THE EXERCISE: Transcribe verbatim every line from the line containing "Output a JSON" to the end of the entries, including both endpoints. Output nothing beyond those lines.

Stored entries
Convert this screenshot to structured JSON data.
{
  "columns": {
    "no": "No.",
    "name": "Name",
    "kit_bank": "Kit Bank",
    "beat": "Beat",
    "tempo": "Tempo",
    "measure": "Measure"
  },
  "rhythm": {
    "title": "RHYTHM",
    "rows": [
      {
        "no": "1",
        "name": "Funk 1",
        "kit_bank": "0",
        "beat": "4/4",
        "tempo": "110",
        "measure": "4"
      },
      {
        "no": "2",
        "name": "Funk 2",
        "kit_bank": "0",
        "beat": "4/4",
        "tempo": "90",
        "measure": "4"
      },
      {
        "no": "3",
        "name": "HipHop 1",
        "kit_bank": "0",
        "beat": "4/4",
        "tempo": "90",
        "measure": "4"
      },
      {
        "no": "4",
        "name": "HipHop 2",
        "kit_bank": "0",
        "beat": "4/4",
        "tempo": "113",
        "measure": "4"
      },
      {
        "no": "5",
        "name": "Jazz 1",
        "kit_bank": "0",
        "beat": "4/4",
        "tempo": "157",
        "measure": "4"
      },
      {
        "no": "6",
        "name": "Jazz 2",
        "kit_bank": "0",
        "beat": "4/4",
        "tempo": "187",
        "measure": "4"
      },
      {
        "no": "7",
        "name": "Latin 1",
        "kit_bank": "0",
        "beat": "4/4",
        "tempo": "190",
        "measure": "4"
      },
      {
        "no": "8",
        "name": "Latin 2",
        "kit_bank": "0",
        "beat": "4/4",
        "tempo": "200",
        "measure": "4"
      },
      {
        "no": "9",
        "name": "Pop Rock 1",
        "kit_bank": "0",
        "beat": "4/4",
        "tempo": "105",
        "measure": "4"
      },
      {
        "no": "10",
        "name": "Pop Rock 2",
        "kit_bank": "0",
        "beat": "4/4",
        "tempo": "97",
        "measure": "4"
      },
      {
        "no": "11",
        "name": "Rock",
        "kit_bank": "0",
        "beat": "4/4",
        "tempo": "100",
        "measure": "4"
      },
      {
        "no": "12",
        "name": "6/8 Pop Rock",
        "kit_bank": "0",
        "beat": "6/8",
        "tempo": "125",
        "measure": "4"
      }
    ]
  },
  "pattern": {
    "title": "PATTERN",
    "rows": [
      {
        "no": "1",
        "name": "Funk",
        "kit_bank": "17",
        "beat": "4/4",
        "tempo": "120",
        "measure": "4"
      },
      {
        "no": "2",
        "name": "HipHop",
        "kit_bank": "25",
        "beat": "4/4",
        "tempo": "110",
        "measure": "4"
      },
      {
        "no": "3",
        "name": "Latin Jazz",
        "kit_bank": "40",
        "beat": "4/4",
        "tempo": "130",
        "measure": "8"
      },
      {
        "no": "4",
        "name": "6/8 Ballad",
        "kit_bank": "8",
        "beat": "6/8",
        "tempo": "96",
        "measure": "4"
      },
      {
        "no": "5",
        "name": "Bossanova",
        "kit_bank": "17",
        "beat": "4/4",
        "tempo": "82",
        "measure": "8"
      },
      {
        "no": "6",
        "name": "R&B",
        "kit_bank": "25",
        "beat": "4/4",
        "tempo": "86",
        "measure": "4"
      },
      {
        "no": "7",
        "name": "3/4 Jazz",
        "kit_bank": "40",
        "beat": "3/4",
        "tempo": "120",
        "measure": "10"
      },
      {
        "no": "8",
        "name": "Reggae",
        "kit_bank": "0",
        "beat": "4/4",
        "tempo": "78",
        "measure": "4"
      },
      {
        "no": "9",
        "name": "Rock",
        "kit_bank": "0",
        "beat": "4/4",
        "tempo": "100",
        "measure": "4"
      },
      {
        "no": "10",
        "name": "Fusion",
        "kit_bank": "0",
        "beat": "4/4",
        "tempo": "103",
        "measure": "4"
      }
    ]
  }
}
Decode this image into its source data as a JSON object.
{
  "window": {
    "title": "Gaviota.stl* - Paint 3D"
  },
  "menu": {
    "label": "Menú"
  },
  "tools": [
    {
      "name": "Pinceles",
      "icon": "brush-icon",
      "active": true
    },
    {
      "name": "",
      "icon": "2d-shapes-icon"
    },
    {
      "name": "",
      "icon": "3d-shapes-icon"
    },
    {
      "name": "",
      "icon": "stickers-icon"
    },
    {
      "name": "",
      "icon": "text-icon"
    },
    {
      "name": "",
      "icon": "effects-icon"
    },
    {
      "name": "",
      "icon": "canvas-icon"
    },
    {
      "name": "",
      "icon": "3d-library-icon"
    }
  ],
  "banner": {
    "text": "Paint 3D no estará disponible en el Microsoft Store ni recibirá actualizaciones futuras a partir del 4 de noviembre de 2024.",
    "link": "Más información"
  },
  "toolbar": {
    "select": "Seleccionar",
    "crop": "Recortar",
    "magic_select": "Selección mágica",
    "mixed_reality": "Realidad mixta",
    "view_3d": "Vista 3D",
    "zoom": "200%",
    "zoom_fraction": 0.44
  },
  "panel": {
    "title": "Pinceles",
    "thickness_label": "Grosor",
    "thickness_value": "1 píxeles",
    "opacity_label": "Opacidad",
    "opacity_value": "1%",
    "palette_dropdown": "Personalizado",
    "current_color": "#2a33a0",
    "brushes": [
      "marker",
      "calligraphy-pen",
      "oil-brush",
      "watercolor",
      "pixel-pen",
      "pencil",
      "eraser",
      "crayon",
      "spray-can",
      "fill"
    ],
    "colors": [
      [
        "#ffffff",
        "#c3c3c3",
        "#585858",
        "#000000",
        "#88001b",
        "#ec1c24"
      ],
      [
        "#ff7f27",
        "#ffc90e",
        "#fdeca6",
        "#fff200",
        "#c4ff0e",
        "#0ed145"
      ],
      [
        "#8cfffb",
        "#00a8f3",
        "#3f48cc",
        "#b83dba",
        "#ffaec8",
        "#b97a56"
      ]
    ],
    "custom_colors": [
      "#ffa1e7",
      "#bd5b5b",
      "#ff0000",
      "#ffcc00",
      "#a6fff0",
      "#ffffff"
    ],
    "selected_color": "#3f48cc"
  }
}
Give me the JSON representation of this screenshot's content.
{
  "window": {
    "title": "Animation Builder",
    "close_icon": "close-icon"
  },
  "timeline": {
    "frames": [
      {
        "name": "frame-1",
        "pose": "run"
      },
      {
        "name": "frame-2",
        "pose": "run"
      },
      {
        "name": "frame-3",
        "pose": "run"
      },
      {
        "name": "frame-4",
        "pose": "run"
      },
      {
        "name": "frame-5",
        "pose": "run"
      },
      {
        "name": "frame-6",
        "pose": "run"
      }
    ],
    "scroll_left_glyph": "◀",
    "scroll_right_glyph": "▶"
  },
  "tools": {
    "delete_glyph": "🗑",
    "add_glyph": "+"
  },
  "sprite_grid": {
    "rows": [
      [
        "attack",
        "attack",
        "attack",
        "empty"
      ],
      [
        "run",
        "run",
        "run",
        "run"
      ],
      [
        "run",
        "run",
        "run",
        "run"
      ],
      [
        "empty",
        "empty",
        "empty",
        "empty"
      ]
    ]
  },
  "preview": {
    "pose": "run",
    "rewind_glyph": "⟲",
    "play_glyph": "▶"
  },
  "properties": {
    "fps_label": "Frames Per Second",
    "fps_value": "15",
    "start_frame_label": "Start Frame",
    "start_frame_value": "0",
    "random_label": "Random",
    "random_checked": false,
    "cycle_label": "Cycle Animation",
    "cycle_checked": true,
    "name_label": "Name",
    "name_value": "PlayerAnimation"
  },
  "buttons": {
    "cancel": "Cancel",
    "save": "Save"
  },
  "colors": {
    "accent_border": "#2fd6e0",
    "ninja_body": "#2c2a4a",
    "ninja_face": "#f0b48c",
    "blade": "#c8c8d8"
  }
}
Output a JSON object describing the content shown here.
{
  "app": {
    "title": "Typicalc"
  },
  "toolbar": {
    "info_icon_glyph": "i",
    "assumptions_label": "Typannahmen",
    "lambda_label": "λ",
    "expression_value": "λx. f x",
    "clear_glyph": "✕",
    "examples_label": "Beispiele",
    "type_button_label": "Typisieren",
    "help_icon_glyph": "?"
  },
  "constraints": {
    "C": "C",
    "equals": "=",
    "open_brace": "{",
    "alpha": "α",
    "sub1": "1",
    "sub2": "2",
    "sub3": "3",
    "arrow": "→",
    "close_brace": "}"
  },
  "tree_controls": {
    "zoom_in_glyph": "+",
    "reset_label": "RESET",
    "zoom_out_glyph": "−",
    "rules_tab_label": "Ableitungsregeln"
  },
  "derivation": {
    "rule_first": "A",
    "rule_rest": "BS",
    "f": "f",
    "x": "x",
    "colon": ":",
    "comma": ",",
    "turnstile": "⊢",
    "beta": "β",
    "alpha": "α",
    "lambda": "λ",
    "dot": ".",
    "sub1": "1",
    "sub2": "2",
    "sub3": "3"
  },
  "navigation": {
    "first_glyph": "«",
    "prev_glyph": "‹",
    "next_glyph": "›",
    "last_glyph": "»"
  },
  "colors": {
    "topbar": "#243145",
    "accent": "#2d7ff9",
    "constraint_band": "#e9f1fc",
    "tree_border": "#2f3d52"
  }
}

CORRECT RESULT:
Output a JSON object describing the content shown here.
{
  "app": {
    "title": "Typicalc"
  },
  "toolbar": {
    "info_icon_glyph": "i",
    "assumptions_label": "Typannahmen",
    "lambda_label": "λ",
    "expression_value": "λx. f x",
    "clear_glyph": "✕",
    "examples_label": "Beispiele",
    "type_button_label": "Typisieren",
    "help_icon_glyph": "?"
  },
  "constraints": {
    "C": "C",
    "equals": "=",
    "open_brace": "{",
    "alpha": "α",
    "sub1": "1",
    "sub2": "2",
    "sub3": "3",
    "arrow": "→",
    "close_brace": "}"
  },
  "tree_controls": {
    "zoom_in_glyph": "+",
    "reset_label": "RESET",
    "zoom_out_glyph": "−",
    "rules_tab_label": "Ableitungsregeln"
  },
  "derivation": {
    "rule_first": "A",
    "rule_rest": "BS",
    "f": "f",
    "x": "x",
    "colon": ":",
    "comma": ",",
    "turnstile": "⊢",
    "beta": "β",
    "alpha": "α",
    "lambda": "λ",
    "dot": ".",
    "sub1": "1",
    "sub2": "2",
    "sub3": "3"
  },
  "navigation": {
    "first_glyph": "«",
    "prev_glyph": "‹",
    "next_glyph": "›",
    "last_glyph": "»"
  },
  "colors": {
    "topbar": "#243145",
    "accent": "#2d7ff9",
    "constraint_band": "#e9f1fc",
    "tree_border": "#2f3d52"
  }
}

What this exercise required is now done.